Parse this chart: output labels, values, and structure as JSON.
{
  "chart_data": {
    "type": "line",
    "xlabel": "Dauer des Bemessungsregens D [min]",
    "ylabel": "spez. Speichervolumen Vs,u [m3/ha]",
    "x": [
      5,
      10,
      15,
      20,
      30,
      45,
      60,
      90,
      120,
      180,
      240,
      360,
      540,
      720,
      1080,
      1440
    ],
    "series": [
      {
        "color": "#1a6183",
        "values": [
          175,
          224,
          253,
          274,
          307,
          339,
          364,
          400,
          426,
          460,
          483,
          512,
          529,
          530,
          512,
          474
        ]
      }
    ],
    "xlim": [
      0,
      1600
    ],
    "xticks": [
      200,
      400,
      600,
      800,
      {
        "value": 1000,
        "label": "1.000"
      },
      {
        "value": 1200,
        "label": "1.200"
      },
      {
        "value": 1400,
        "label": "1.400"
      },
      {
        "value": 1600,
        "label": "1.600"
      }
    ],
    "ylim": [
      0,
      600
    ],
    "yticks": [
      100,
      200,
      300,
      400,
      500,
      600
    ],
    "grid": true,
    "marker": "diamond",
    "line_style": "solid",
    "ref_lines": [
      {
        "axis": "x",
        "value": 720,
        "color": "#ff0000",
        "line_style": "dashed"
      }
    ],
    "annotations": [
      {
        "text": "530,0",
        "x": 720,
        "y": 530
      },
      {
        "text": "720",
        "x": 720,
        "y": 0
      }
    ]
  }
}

■ ■ ■ ■ ■ ■ ■

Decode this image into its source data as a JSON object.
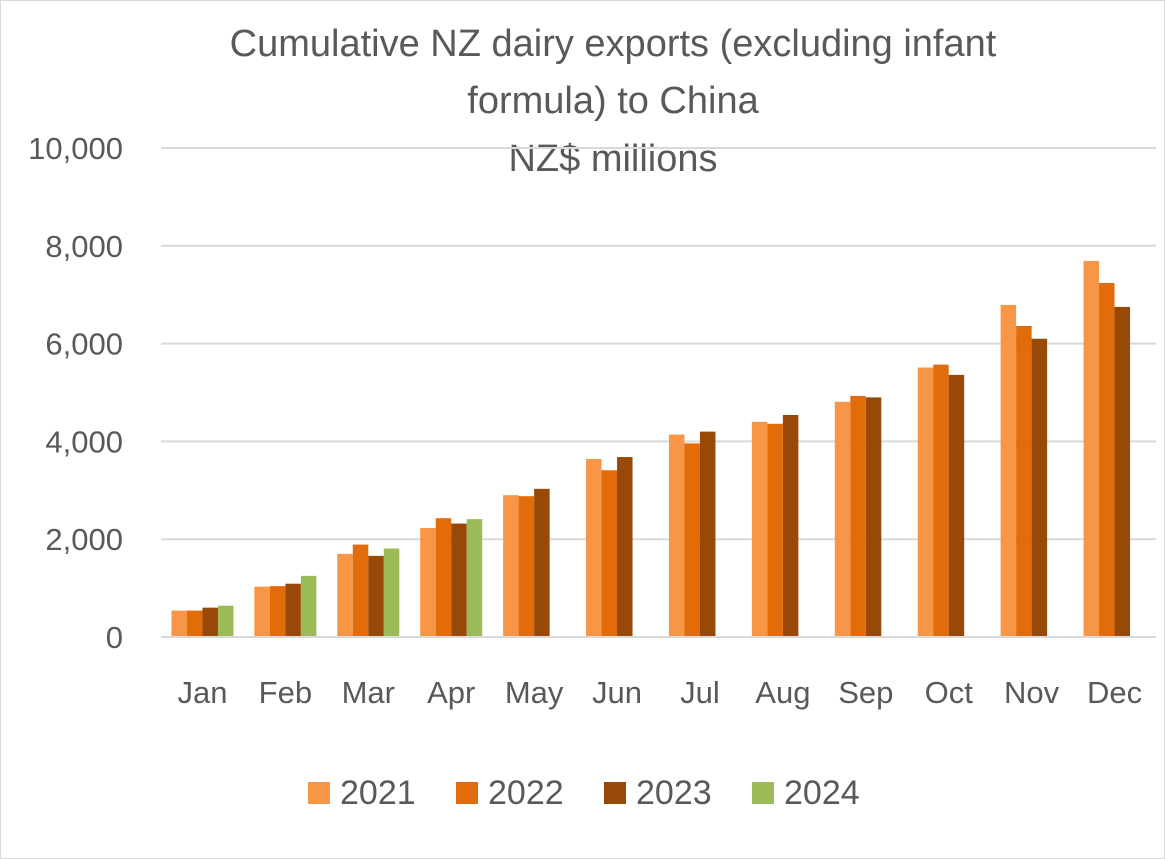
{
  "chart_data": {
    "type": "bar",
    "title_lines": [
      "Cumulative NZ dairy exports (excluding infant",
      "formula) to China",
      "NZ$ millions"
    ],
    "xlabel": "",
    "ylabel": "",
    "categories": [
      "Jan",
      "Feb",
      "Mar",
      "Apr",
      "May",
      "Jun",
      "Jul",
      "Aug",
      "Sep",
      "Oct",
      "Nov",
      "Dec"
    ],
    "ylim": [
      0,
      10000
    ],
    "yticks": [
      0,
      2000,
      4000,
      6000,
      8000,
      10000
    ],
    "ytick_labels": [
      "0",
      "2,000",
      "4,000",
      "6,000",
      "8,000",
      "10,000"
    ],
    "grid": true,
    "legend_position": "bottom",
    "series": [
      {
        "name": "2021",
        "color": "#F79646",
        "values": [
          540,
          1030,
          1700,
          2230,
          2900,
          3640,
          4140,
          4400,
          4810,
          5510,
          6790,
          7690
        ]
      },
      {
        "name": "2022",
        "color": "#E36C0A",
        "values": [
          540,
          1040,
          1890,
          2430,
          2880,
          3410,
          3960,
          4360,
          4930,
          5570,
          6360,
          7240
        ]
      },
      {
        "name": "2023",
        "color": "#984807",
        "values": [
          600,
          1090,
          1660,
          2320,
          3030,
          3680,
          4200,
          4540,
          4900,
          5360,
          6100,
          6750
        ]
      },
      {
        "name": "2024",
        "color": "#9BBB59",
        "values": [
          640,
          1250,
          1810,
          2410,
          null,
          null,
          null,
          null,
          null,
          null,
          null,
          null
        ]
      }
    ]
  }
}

■ ■ ■ ■ ■ ■ ■

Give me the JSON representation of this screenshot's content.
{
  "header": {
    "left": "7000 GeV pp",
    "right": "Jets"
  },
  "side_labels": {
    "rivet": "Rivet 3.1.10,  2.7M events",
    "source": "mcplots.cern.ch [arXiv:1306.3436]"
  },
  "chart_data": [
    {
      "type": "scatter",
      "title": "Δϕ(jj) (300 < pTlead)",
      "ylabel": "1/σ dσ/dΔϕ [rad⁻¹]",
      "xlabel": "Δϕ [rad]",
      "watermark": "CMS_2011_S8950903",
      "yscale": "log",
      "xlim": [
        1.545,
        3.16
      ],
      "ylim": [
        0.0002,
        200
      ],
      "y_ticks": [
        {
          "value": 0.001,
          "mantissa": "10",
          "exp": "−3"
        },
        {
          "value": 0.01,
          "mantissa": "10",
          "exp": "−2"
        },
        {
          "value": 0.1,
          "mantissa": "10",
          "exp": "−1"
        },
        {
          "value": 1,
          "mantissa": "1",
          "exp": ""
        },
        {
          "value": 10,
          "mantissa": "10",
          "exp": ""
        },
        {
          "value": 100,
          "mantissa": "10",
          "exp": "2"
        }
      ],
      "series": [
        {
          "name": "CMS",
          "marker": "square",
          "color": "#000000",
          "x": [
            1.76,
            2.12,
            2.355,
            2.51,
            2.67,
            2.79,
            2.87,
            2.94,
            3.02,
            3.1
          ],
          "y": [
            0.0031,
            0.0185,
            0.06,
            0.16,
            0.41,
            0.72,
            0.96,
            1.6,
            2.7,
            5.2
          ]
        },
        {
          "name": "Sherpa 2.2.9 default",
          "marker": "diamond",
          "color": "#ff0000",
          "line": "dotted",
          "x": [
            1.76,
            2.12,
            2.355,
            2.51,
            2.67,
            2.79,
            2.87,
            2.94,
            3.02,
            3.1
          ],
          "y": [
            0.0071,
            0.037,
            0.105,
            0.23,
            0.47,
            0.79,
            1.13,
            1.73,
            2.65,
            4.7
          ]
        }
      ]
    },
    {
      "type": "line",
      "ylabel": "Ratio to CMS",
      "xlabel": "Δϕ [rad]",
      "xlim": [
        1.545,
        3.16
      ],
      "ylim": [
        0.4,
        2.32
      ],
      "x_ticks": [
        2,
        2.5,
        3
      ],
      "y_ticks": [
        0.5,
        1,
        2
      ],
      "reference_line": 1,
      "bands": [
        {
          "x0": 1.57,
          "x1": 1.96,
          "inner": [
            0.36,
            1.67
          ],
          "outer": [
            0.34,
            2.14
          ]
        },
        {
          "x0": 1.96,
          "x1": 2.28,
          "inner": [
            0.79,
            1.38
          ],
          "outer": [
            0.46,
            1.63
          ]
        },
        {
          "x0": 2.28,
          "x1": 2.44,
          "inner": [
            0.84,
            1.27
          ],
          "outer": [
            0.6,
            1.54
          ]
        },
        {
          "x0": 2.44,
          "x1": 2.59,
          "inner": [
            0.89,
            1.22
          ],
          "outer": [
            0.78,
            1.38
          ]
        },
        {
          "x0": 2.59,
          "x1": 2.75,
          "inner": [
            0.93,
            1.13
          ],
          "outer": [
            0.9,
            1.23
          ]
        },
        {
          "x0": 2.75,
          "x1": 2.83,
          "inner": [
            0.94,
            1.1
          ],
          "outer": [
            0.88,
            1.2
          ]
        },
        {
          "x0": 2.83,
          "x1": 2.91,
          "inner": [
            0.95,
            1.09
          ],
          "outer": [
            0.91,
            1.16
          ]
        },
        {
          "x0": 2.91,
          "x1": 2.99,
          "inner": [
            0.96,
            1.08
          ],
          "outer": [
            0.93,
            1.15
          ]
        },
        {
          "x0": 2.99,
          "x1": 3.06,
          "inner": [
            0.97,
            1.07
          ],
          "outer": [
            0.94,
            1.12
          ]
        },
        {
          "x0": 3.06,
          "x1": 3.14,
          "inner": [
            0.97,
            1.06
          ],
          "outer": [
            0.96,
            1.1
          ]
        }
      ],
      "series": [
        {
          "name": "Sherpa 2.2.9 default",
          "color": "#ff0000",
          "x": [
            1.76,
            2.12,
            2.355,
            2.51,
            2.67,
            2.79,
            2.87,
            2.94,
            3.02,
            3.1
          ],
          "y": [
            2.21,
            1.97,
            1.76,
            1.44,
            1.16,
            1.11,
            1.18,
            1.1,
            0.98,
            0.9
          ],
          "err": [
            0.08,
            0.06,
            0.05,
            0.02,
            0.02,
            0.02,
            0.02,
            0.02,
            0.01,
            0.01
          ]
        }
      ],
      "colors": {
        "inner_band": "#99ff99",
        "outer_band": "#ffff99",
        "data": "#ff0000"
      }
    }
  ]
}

■ ■ ■ ■ ■ ■ ■

• **Task to complete**:
Tally how many lines of the data include the word "ylabel". Write the number and nothing else.

• **Complete output**:
4